**THE REQUEST:**
Find the line containing "Output the text content of this document." in the listing below; reproduce it and every line after, exactly. Skip pictures.

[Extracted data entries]
***

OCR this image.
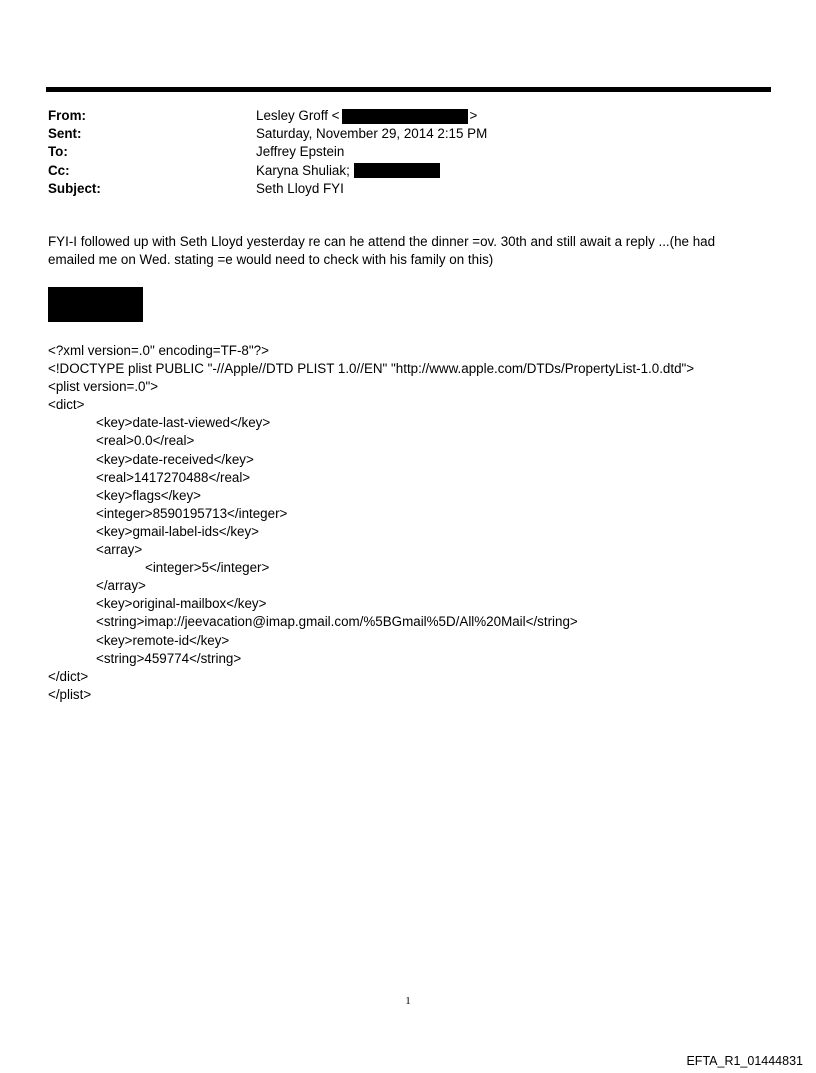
From:	Lesley Groff <	>
Sent:	Saturday, November 29, 2014 2:15 PM
To:	Jeffrey Epstein
Cc:	Karyna Shuliak;
Subject:	Seth Lloyd FYI
FYI-I followed up with Seth Lloyd yesterday re can he attend the dinner =ov. 30th and still await a reply ...(he had emailed me on Wed. stating =e would need to check with his family on this)
<?xml version=.0" encoding=TF-8"?>
<!DOCTYPE plist PUBLIC "-//Apple//DTD PLIST 1.0//EN" "http://www.apple.com/DTDs/PropertyList-1.0.dtd">
<plist version=.0">
<dict>
<key>date-last-viewed</key>
<real>0.0</real>
<key>date-received</key>
<real>1417270488</real>
<key>flags</key>
<integer>8590195713</integer>
<key>gmail-label-ids</key>
<array>
<integer>5</integer>
</array>
<key>original-mailbox</key>
<string>imap://jeevacation@imap.gmail.com/%5BGmail%5D/All%20Mail</string>
<key>remote-id</key>
<string>459774</string>
</dict>
</plist>
1
EFTA_R1_01444831
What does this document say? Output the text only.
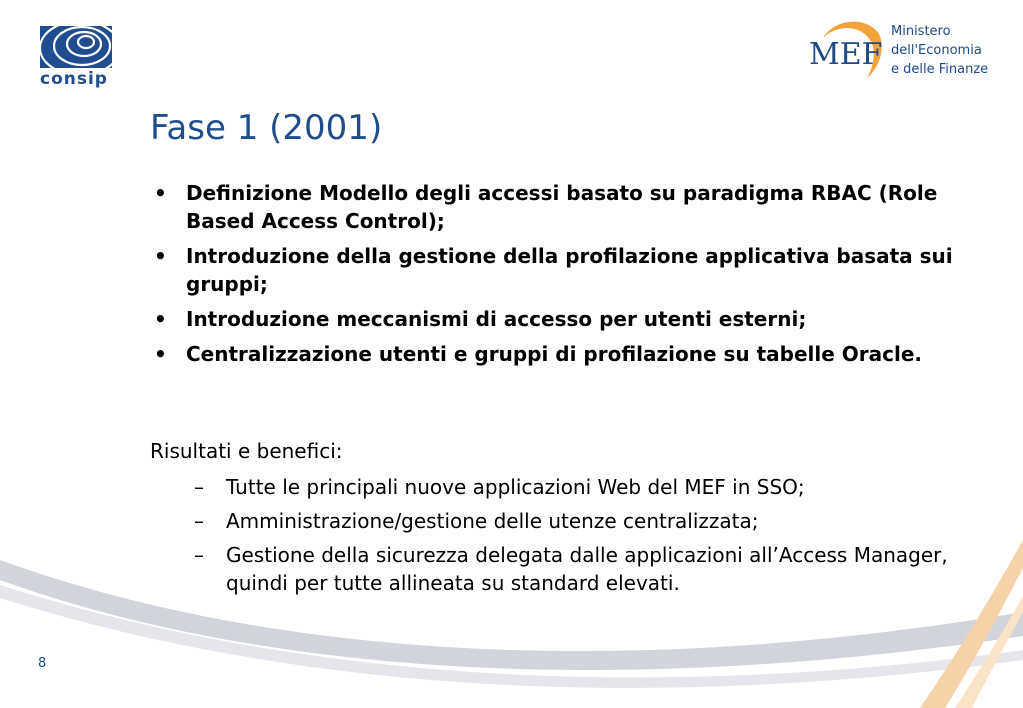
consip
MEF
Ministero
dell'Economia
e delle Finanze
Fase 1 (2001)
• Definizione Modello degli accessi basato su paradigma RBAC (Role Based Access Control);
• Introduzione della gestione della profilazione applicativa basata sui gruppi;
• Introduzione meccanismi di accesso per utenti esterni;
• Centralizzazione utenti e gruppi di profilazione su tabelle Oracle.
Risultati e benefici:
– Tutte le principali nuove applicazioni Web del MEF in SSO;
– Amministrazione/gestione delle utenze centralizzata;
– Gestione della sicurezza delegata dalle applicazioni all’Access Manager, quindi per tutte allineata su standard elevati.
8
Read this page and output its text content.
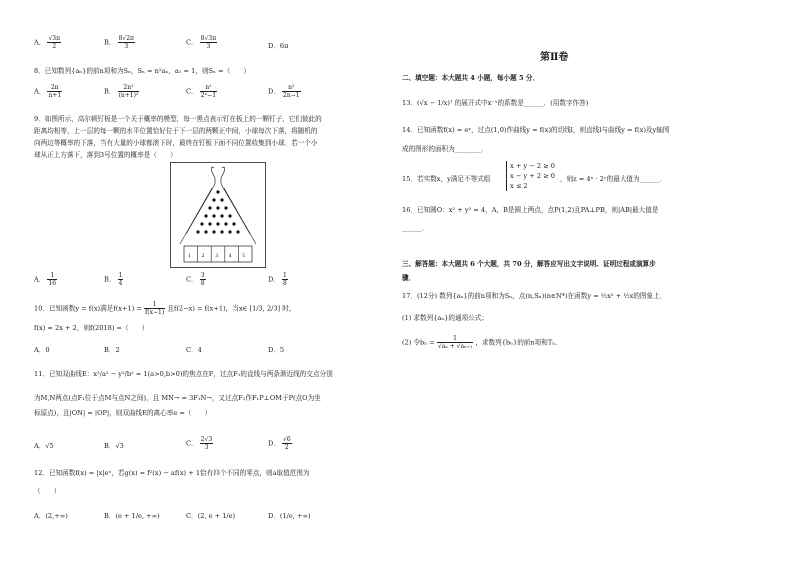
A． $\frac{√3\pi}{2}$	B． $\frac{8√2\pi}{3}$	C． $\frac{8√3\pi}{3}$	D．6π
8．已知数列{aₙ}的前n项和为Sₙ，Sₙ = n²aₙ，a₁ = 1，则Sₙ =（　　）
A． $\frac{2n}{n+1}$	B． $\frac{\text{2n²}}{\text{(n+1)²}}$	C． $\frac{\text{n²}}{\text{2ⁿ−1}}$	D． $\frac{\text{n²}}{2n-1}$
9．如图所示，高尔顿钉板是一个关于概率的模型，每一黑点表示钉在板上的一颗钉子，它们彼此的
距离均相等，上一层的每一颗的水平位置恰好位于下一层的两颗正中间，小球每次下落，将随机的
向两边等概率的下落，当有大量的小球都滚下时，最终在钉板下面不同位置收集到小球．若一个小
球从正上方落下，落到3号位置的概率是（　　）
1 2 3 4 5
A． $\frac{1}{16}$	B． $\frac{1}{4}$	C． $\frac{3}{8}$	D． $\frac{1}{8}$
10．已知函数y = f(x)满足$f(x+1) = \frac{1}{f(x-1)}$ 且f(2−x) = f(x+1)，当x∈ [1/3, 2/3] 时，
f(x) = 2x + 2，则f(2018) =（　　）
A．0	B．2	C．4	D．5
11．已知双曲线E：x²/a² − y²/b² = 1(a>0,b>0)的焦点在F，过点F₁的直线与两条渐近线的交点分别
为M,N两点(点F₁位于点M与点N之间)，且 MN→ = 3F₁N→，又过点F₁作F₁P⊥OM于P(点O为坐
标原点)，且|ON| = |OP|，则双曲线E的离心率e =（　　）
A．√5	B．√3	C． $\frac{2√3}{3}$	D． $\frac{√6}{2}$
12．已知函数f(x) = |x|eˣ，若g(x) = f²(x) − af(x) + 1恰有四个不同的零点，则a取值范围为
（　　）
A．(2,+∞)	B．(e + 1/e, +∞)	C．(2, e + 1/e)	D．(1/e, +∞)
第Ⅱ卷
二、填空题：本大题共 4 小题，每小题 5 分．
13．(√x − 1/x)⁷ 的展开式中x⁻¹的系数是______．(用数字作答)
14．已知函数f(x) = eˣ，过点(1,0)作曲线y = f(x)的切线l，则直线l与曲线y = f(x)及y轴围
成的图形的面积为________．
15．若实数x，y满足不等式组
x + y − 2 ≥ 0
x − y + 2 ≥ 0
x ≤ 2
，则z = 4ˣ · 2ʸ的最大值为______．
16．已知圆O：x² + y² = 4，A，B是圆上两点，点P(1,2)且PA⊥PB，则|AB|最大值是
______．
三、解答题：本大题共 6 个大题，共 70 分，解答应写出文字说明、证明过程或演算步
骤．
17．(12分) 数列{aₙ}的前n项和为Sₙ，点(n,Sₙ)(n∈N*)在函数y = ½x² + ½x的图象上．
(1) 求数列{aₙ}的通项公式；
(2) 令$b_n = \frac{1}{\text{√aₙ + √aₙ₊₁}}$ ，求数列{bₙ}的前n项和Tₙ．
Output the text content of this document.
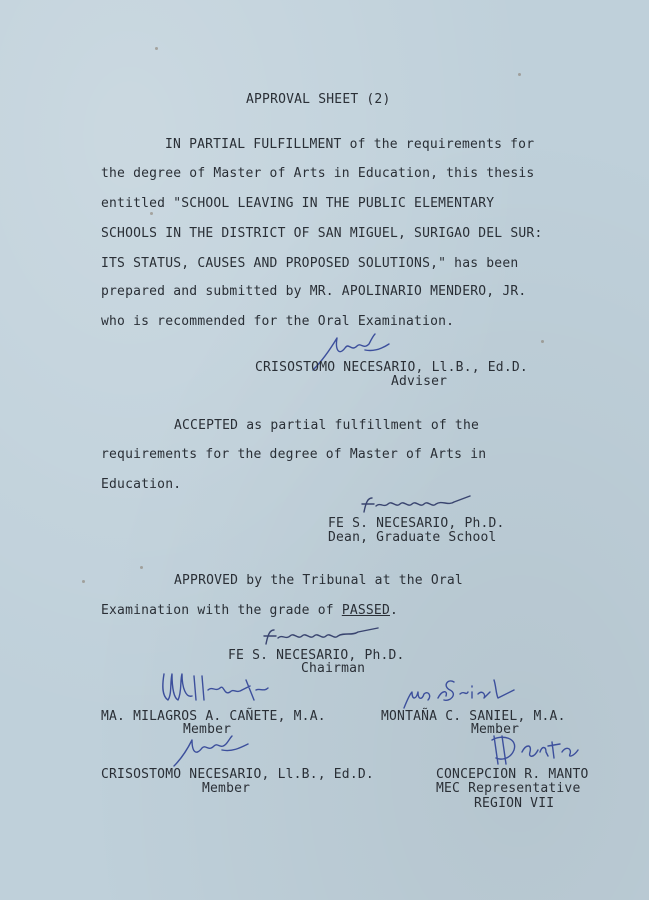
APPROVAL SHEET (2)
IN PARTIAL FULFILLMENT of the requirements for
the degree of Master of Arts in Education, this thesis
entitled "SCHOOL LEAVING IN THE PUBLIC ELEMENTARY
SCHOOLS IN THE DISTRICT OF SAN MIGUEL, SURIGAO DEL SUR:
ITS STATUS, CAUSES AND PROPOSED SOLUTIONS," has been
prepared and submitted by MR. APOLINARIO MENDERO, JR.
who is recommended for the Oral Examination.
CRISOSTOMO NECESARIO, Ll.B., Ed.D.
Adviser
ACCEPTED as partial fulfillment of the
requirements for the degree of Master of Arts in
Education.
FE S. NECESARIO, Ph.D.
Dean, Graduate School
APPROVED by the Tribunal at the Oral
Examination with the grade of PASSED.
FE S. NECESARIO, Ph.D.
Chairman
MA. MILAGROS A. CAÑETE, M.A.
Member
MONTAÑA C. SANIEL, M.A.
Member
CRISOSTOMO NECESARIO, Ll.B., Ed.D.
Member
CONCEPCION R. MANTO
MEC Representative
REGION VII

***

**RESPONSE BELOW:**
Output the text content of this document.
APPROVAL SHEET (2)
IN PARTIAL FULFILLMENT of the requirements for
the degree of Master of Arts in Education, this thesis
entitled "SCHOOL LEAVING IN THE PUBLIC ELEMENTARY
SCHOOLS IN THE DISTRICT OF SAN MIGUEL, SURIGAO DEL SUR:
ITS STATUS, CAUSES AND PROPOSED SOLUTIONS," has been
prepared and submitted by MR. APOLINARIO MENDERO, JR.
who is recommended for the Oral Examination.
CRISOSTOMO NECESARIO, Ll.B., Ed.D.
Adviser
ACCEPTED as partial fulfillment of the
requirements for the degree of Master of Arts in
Education.
FE S. NECESARIO, Ph.D.
Dean, Graduate School
APPROVED by the Tribunal at the Oral
Examination with the grade of PASSED.
FE S. NECESARIO, Ph.D.
Chairman
MA. MILAGROS A. CAÑETE, M.A.
Member
MONTAÑA C. SANIEL, M.A.
Member
CRISOSTOMO NECESARIO, Ll.B., Ed.D.
Member
CONCEPCION R. MANTO
MEC Representative
REGION VII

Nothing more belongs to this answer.